◆ **TASK BRIEF**:
Please rewrite the stretch of data from the line containing "heatmap-cell: [565, 165, 592, 192]" through the line containing "heatmap-cell: [646, 327, 673, 354]", swapping "unplanned work" for "unscheduled work" and leaving everything else unchanged.

◆ **DATASET ENTRIES**:
****

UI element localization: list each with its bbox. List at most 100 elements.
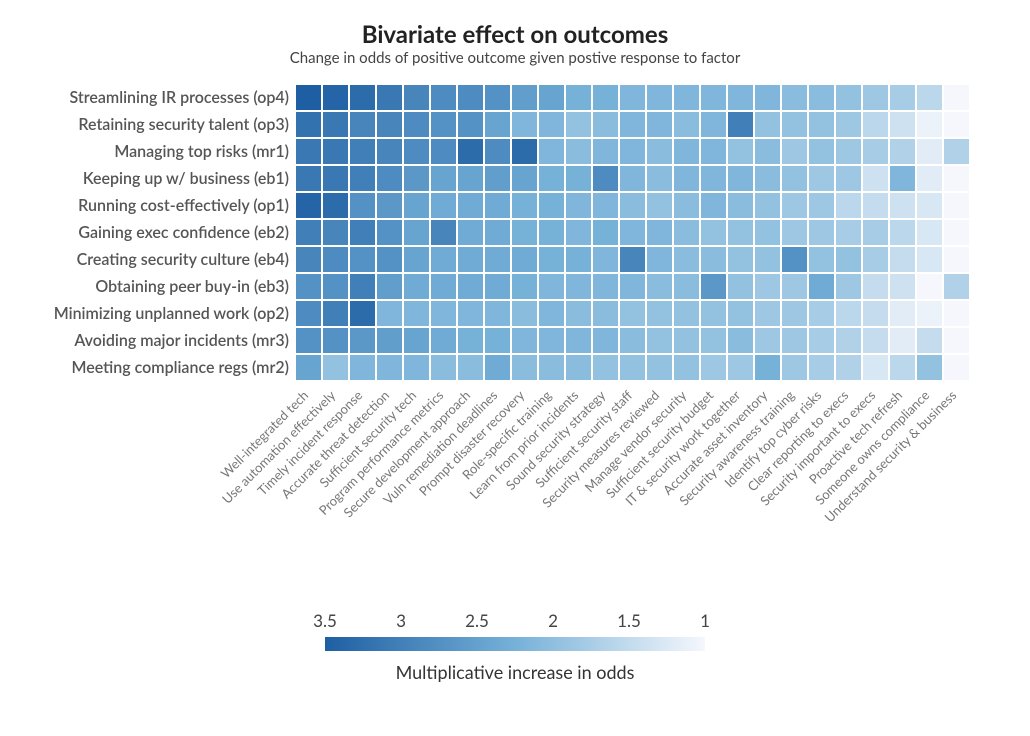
heatmap-cell: [565, 165, 592, 192]
heatmap-cell: [511, 327, 538, 354]
heatmap-cell: [646, 219, 673, 246]
heatmap-cell: [700, 219, 727, 246]
y-axis-label: Minimizing unplanned work (op2): [54, 300, 289, 327]
heatmap-cell: [538, 138, 565, 165]
heatmap-cell: [916, 219, 943, 246]
heatmap-cell: [673, 354, 700, 381]
heatmap-cell: [349, 165, 376, 192]
heatmap-cell: [916, 327, 943, 354]
heatmap-cell: [646, 327, 673, 354]
heatmap-cell: [835, 111, 862, 138]
heatmap-cell: [457, 246, 484, 273]
heatmap-cell: [781, 354, 808, 381]
legend-tick: 1.5: [617, 610, 641, 631]
chart-title: Bivariate effect on outcomes: [0, 20, 1030, 49]
heatmap-cell: [943, 165, 970, 192]
heatmap-cell: [592, 138, 619, 165]
y-axis-label: Streamlining IR processes (op4): [54, 84, 289, 111]
legend-tick: 2.5: [465, 610, 489, 631]
heatmap-cell: [511, 246, 538, 273]
heatmap-cell: [484, 219, 511, 246]
legend-tick: 2: [548, 610, 558, 631]
heatmap-cell: [295, 246, 322, 273]
heatmap-cell: [889, 354, 916, 381]
heatmap-cell: [484, 165, 511, 192]
heatmap-cell: [835, 84, 862, 111]
heatmap-cell: [565, 84, 592, 111]
heatmap-cell: [430, 273, 457, 300]
heatmap-cell: [754, 327, 781, 354]
heatmap-cell: [592, 273, 619, 300]
heatmap-cell: [376, 327, 403, 354]
heatmap-cell: [727, 192, 754, 219]
heatmap-cell: [943, 219, 970, 246]
heatmap-cell: [700, 84, 727, 111]
heatmap-cell: [727, 219, 754, 246]
heatmap-cell: [349, 300, 376, 327]
heatmap-cell: [889, 165, 916, 192]
heatmap-cell: [727, 246, 754, 273]
heatmap-cell: [403, 111, 430, 138]
heatmap-cell: [484, 192, 511, 219]
heatmap-cell: [457, 111, 484, 138]
heatmap-cell: [916, 84, 943, 111]
heatmap-cell: [322, 246, 349, 273]
heatmap-cell: [700, 192, 727, 219]
heatmap-cell: [673, 327, 700, 354]
heatmap-cell: [403, 354, 430, 381]
heatmap-cell: [565, 300, 592, 327]
y-axis-label: Avoiding major incidents (mr3): [54, 327, 289, 354]
heatmap-cell: [943, 192, 970, 219]
heatmap-cell: [322, 192, 349, 219]
heatmap-cell: [295, 219, 322, 246]
heatmap-cell: [565, 138, 592, 165]
y-axis-label: Keeping up w/ business (eb1): [54, 165, 289, 192]
heatmap-cell: [646, 84, 673, 111]
heatmap-cell: [781, 192, 808, 219]
heatmap-cell: [295, 327, 322, 354]
heatmap-cell: [781, 327, 808, 354]
heatmap-cell: [430, 84, 457, 111]
heatmap-cell: [808, 327, 835, 354]
heatmap-cell: [295, 354, 322, 381]
heatmap-cell: [700, 354, 727, 381]
y-axis-label: Creating security culture (eb4): [54, 246, 289, 273]
heatmap-cell: [511, 192, 538, 219]
heatmap-cell: [943, 300, 970, 327]
heatmap-cell: [700, 300, 727, 327]
heatmap-cell: [781, 138, 808, 165]
heatmap-cell: [538, 84, 565, 111]
heatmap-cell: [484, 354, 511, 381]
heatmap-cell: [565, 273, 592, 300]
legend-tick: 3: [396, 610, 406, 631]
heatmap-cell: [781, 300, 808, 327]
heatmap-cell: [457, 192, 484, 219]
heatmap-cell: [619, 192, 646, 219]
heatmap-cell: [754, 246, 781, 273]
heatmap-cell: [781, 165, 808, 192]
heatmap-cell: [862, 246, 889, 273]
heatmap-cell: [565, 246, 592, 273]
heatmap-cell: [835, 138, 862, 165]
heatmap-cell: [592, 219, 619, 246]
chart-container: Bivariate effect on outcomes Change in o…: [0, 0, 1030, 736]
heatmap-cell: [376, 84, 403, 111]
heatmap-cell: [700, 165, 727, 192]
heatmap-cell: [349, 354, 376, 381]
heatmap-cell: [538, 273, 565, 300]
heatmap-cell: [619, 84, 646, 111]
heatmap-cell: [322, 165, 349, 192]
heatmap-cell: [592, 327, 619, 354]
heatmap-cell: [484, 111, 511, 138]
heatmap-cell: [835, 192, 862, 219]
heatmap-cell: [295, 138, 322, 165]
heatmap-cell: [484, 84, 511, 111]
heatmap-grid: [295, 84, 970, 381]
heatmap-cell: [754, 273, 781, 300]
heatmap-cell: [889, 300, 916, 327]
heatmap-cell: [727, 165, 754, 192]
heatmap-cell: [403, 273, 430, 300]
heatmap-cell: [430, 219, 457, 246]
heatmap-cell: [403, 138, 430, 165]
heatmap-cell: [538, 165, 565, 192]
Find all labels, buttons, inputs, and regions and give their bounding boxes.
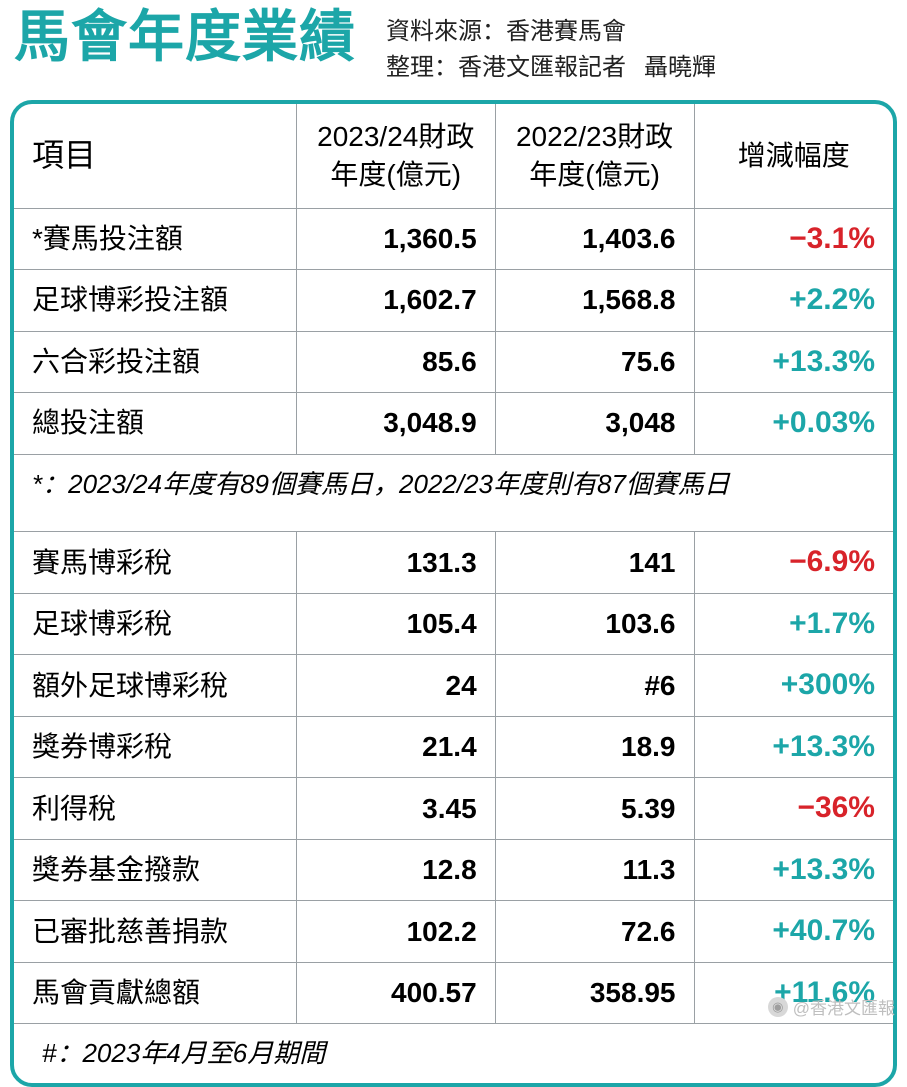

****

◆ **REPLY**:
heatmap-cell: [565, 165, 592, 192]
heatmap-cell: [511, 327, 538, 354]
heatmap-cell: [646, 219, 673, 246]
heatmap-cell: [700, 219, 727, 246]
y-axis-label: Minimizing unscheduled work (op2): [54, 300, 289, 327]
heatmap-cell: [538, 138, 565, 165]
heatmap-cell: [916, 219, 943, 246]
heatmap-cell: [673, 354, 700, 381]
heatmap-cell: [349, 165, 376, 192]
heatmap-cell: [916, 327, 943, 354]
heatmap-cell: [646, 327, 673, 354]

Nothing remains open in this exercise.